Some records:
◆ ◆ ◆ ◆ ◆
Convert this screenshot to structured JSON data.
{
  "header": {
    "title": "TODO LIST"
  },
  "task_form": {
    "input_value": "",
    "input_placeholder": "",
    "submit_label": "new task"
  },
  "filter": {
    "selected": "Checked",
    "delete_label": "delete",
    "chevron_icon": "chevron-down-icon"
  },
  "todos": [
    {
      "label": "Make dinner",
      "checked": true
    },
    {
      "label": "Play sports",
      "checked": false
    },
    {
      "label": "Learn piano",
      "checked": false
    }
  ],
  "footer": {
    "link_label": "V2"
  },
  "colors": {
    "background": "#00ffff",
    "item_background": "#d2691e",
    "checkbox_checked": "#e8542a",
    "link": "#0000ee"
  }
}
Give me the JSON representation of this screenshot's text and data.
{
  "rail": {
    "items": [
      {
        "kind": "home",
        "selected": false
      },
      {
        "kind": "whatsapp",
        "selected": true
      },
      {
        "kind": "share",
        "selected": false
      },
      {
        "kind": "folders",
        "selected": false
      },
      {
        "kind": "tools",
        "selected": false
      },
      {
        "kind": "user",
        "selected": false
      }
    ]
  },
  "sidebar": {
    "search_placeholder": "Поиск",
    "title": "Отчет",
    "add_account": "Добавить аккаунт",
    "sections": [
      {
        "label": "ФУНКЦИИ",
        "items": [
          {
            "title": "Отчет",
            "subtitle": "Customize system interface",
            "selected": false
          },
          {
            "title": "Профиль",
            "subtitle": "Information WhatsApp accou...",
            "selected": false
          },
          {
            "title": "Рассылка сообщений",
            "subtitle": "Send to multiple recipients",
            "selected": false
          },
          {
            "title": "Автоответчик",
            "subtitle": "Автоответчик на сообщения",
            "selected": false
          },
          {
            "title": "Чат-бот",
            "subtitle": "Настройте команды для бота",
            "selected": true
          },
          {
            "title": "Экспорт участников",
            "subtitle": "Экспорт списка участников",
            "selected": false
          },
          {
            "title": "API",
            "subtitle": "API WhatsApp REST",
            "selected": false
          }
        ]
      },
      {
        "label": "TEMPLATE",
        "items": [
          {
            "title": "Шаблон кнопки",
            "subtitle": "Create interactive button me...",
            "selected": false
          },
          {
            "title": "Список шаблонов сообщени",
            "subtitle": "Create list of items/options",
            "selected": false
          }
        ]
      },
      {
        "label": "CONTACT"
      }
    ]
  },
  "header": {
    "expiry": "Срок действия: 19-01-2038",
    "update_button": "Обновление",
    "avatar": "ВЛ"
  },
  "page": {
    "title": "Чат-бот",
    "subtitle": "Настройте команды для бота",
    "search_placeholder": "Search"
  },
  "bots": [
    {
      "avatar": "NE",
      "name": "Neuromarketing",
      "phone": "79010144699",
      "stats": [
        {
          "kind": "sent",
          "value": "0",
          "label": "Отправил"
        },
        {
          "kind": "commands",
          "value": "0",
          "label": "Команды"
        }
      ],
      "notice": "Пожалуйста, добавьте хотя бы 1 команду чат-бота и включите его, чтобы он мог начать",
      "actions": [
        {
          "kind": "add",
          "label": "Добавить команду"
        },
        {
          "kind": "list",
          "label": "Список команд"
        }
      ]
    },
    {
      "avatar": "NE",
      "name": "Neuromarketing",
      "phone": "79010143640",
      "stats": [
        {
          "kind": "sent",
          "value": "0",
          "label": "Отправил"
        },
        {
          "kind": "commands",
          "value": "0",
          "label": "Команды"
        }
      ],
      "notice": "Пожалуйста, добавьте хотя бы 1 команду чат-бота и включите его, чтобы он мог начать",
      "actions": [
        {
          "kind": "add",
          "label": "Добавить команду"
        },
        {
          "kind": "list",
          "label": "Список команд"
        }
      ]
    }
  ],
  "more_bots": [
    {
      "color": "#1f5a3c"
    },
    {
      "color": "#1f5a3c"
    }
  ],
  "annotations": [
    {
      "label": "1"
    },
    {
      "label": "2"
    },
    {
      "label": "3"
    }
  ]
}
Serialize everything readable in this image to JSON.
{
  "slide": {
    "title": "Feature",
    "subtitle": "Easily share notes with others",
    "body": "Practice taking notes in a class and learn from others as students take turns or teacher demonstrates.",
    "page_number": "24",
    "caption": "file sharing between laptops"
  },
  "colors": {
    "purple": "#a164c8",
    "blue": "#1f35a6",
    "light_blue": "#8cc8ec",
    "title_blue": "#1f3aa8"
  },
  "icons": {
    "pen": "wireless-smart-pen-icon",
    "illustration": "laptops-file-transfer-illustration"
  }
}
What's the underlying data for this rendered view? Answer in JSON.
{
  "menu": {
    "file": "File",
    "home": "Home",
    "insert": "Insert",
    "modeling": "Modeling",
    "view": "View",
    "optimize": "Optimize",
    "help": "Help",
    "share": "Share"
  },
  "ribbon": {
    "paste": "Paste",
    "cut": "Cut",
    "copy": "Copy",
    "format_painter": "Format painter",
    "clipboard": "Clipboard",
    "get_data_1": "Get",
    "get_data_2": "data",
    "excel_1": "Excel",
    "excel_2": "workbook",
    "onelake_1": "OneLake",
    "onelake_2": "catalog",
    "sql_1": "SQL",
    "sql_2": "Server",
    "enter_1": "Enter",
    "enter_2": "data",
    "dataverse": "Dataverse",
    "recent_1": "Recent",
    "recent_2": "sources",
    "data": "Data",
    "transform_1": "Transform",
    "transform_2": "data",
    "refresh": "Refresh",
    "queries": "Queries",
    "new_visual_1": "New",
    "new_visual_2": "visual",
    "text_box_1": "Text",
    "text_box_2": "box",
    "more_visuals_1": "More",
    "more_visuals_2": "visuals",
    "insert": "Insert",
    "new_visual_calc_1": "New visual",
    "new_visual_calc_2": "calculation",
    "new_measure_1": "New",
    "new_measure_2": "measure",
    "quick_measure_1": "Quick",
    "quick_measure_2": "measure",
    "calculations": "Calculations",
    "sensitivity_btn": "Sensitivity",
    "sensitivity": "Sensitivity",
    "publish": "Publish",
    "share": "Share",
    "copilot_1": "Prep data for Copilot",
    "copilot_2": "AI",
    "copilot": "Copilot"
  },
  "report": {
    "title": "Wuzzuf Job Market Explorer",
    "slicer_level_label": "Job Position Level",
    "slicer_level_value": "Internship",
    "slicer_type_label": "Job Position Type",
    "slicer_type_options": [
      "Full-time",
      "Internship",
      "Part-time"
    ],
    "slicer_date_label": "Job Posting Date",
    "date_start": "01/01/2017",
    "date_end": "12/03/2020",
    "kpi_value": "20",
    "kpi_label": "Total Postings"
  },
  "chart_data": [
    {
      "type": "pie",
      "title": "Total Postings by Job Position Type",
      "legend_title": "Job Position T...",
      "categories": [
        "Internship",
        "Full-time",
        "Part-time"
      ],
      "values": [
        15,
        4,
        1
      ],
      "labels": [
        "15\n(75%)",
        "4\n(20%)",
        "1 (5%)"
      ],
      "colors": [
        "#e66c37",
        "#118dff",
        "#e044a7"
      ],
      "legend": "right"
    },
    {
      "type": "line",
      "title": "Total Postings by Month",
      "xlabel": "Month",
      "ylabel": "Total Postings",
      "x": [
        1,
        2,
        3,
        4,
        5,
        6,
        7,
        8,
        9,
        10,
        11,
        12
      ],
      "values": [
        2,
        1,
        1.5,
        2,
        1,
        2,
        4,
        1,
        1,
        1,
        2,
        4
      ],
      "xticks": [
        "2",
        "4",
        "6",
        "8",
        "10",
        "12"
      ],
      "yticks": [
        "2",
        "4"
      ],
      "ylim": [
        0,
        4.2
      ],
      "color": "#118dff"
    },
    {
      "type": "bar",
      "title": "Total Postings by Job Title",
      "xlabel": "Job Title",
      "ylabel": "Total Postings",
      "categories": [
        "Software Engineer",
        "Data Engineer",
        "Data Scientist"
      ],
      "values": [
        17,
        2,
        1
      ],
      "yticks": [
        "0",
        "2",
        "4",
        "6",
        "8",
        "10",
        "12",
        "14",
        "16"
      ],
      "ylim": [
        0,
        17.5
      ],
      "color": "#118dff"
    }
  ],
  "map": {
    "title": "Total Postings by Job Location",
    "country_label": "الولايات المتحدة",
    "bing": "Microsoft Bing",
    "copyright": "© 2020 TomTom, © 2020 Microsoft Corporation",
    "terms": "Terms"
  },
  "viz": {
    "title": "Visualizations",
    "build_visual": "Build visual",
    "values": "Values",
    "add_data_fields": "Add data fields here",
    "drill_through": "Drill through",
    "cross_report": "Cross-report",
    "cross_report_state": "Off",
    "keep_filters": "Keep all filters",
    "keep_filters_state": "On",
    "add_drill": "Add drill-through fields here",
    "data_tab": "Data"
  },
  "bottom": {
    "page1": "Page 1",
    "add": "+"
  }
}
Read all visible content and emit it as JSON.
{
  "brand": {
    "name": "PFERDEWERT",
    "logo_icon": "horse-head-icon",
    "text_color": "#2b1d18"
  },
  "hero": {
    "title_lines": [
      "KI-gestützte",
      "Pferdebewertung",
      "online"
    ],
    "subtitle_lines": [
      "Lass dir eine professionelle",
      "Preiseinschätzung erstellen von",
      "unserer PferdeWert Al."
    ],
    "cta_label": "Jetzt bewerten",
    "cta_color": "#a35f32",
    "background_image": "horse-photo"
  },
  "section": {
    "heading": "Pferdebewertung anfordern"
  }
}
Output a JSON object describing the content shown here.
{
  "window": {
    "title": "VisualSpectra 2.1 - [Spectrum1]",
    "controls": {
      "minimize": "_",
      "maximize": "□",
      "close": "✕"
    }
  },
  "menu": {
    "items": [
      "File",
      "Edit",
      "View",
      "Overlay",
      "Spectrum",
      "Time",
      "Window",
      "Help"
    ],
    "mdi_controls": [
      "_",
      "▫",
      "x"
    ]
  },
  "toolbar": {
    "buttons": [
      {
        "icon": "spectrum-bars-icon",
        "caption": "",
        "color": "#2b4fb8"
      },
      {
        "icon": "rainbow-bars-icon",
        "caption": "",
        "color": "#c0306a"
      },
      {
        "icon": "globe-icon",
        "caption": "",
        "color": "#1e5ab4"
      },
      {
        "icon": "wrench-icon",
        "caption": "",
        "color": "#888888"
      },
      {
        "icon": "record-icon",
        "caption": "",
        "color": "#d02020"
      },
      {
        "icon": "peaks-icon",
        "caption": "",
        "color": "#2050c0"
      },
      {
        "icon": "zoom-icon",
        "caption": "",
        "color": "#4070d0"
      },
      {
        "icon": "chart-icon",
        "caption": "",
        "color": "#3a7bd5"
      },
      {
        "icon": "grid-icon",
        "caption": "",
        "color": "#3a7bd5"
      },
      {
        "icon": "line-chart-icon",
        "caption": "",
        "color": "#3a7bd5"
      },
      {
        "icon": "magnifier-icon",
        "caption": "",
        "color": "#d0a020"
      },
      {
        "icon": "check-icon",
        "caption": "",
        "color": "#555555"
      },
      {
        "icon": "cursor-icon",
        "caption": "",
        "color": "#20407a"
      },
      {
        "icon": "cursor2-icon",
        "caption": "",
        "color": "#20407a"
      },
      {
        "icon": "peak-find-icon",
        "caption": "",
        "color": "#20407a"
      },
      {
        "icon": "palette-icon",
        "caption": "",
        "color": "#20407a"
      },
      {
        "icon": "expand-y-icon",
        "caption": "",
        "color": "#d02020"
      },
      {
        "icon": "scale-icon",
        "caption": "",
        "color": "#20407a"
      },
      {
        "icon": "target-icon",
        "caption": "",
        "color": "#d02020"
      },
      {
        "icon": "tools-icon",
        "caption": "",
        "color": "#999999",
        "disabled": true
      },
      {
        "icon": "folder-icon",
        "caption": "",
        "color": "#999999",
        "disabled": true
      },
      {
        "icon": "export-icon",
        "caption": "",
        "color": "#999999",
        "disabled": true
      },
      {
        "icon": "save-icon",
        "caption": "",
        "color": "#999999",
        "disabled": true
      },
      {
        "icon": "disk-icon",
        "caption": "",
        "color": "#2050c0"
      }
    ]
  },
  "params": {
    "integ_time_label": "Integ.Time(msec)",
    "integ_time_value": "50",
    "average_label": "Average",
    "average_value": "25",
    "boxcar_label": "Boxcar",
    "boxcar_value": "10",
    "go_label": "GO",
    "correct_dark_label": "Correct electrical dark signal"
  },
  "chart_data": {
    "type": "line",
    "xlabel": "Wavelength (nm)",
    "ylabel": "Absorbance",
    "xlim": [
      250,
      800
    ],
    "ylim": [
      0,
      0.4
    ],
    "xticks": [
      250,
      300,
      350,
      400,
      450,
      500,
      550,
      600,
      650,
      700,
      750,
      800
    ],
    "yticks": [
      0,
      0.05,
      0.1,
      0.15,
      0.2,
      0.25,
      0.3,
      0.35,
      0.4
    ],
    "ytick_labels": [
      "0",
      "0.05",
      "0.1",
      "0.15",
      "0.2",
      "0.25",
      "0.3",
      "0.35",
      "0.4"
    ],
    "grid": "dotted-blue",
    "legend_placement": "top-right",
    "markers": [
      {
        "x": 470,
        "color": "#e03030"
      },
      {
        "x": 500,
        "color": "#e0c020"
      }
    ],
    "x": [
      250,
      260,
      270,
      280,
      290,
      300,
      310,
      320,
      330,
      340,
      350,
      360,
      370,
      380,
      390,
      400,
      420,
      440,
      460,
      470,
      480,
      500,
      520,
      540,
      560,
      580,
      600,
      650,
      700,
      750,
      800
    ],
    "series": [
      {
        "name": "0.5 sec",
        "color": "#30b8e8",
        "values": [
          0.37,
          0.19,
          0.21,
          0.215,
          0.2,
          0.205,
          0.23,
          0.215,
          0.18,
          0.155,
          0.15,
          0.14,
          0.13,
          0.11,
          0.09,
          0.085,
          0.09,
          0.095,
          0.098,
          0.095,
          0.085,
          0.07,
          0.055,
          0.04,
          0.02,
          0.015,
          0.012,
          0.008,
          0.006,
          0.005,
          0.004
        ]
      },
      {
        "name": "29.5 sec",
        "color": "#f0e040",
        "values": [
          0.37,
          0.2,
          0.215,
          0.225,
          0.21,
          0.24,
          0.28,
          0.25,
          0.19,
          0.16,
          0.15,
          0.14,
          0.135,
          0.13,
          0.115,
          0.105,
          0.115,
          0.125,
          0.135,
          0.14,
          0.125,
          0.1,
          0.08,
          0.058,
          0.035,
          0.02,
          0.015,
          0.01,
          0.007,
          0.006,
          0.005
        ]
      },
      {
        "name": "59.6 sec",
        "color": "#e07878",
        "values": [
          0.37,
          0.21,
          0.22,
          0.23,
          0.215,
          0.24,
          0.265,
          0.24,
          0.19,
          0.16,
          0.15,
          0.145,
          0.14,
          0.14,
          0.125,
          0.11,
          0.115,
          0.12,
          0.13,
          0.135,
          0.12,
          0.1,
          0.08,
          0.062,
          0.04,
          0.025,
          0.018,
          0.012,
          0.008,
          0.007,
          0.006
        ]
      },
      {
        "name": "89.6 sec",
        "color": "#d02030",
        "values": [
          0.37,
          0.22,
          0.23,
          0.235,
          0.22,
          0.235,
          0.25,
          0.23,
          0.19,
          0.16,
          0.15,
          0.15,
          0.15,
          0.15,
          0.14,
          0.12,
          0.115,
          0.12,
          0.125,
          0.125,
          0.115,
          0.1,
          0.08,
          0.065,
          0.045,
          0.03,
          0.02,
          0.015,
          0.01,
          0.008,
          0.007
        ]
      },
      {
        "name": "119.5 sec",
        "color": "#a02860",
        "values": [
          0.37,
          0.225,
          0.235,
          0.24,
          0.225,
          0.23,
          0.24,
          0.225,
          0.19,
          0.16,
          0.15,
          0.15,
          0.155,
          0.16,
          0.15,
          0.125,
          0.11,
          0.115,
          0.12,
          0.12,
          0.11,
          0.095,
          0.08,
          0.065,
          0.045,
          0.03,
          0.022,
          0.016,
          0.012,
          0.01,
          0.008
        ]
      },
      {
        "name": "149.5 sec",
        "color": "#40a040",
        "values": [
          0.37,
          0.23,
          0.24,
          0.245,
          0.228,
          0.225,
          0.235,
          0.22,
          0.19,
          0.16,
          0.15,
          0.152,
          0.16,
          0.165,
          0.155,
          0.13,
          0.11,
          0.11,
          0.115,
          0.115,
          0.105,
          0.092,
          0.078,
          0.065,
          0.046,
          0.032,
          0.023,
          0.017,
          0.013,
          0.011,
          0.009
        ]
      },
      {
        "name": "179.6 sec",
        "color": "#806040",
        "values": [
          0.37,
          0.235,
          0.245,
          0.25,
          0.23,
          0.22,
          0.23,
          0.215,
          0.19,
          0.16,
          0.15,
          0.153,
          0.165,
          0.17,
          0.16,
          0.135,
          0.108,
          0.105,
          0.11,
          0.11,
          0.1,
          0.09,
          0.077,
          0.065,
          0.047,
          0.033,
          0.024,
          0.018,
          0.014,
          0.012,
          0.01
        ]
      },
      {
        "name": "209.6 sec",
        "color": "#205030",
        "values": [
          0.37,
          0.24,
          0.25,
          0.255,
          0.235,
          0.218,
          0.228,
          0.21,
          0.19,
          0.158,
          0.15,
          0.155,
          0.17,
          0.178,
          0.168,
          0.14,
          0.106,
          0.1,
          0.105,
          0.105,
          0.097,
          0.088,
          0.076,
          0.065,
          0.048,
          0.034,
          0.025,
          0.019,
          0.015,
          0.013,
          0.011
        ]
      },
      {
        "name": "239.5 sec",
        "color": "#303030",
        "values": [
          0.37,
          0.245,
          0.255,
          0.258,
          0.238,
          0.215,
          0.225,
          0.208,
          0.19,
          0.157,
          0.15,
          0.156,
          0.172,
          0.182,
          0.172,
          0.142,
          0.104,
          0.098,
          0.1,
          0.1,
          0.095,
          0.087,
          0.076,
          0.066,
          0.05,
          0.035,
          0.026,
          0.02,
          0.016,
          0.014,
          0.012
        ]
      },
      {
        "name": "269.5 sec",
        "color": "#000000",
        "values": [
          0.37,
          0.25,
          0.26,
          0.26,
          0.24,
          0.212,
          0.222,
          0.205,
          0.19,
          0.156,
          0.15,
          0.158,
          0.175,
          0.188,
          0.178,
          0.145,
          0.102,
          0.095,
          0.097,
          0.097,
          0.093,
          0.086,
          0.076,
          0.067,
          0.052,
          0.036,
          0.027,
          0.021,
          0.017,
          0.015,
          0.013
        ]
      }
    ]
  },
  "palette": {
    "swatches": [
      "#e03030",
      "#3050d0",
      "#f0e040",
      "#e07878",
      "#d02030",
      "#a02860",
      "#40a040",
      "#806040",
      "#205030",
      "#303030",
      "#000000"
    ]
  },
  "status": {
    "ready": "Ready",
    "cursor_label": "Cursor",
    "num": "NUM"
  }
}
◆ ◆ ◆ ◆ ◆
Written exercise. Extract all lines that hold the word "Position".

Task answer.
    "slicer_level_label": "Job Position Level",
    "slicer_type_label": "Job Position Type",
      "title": "Total Postings by Job Position Type",
      "legend_title": "Job Position T...",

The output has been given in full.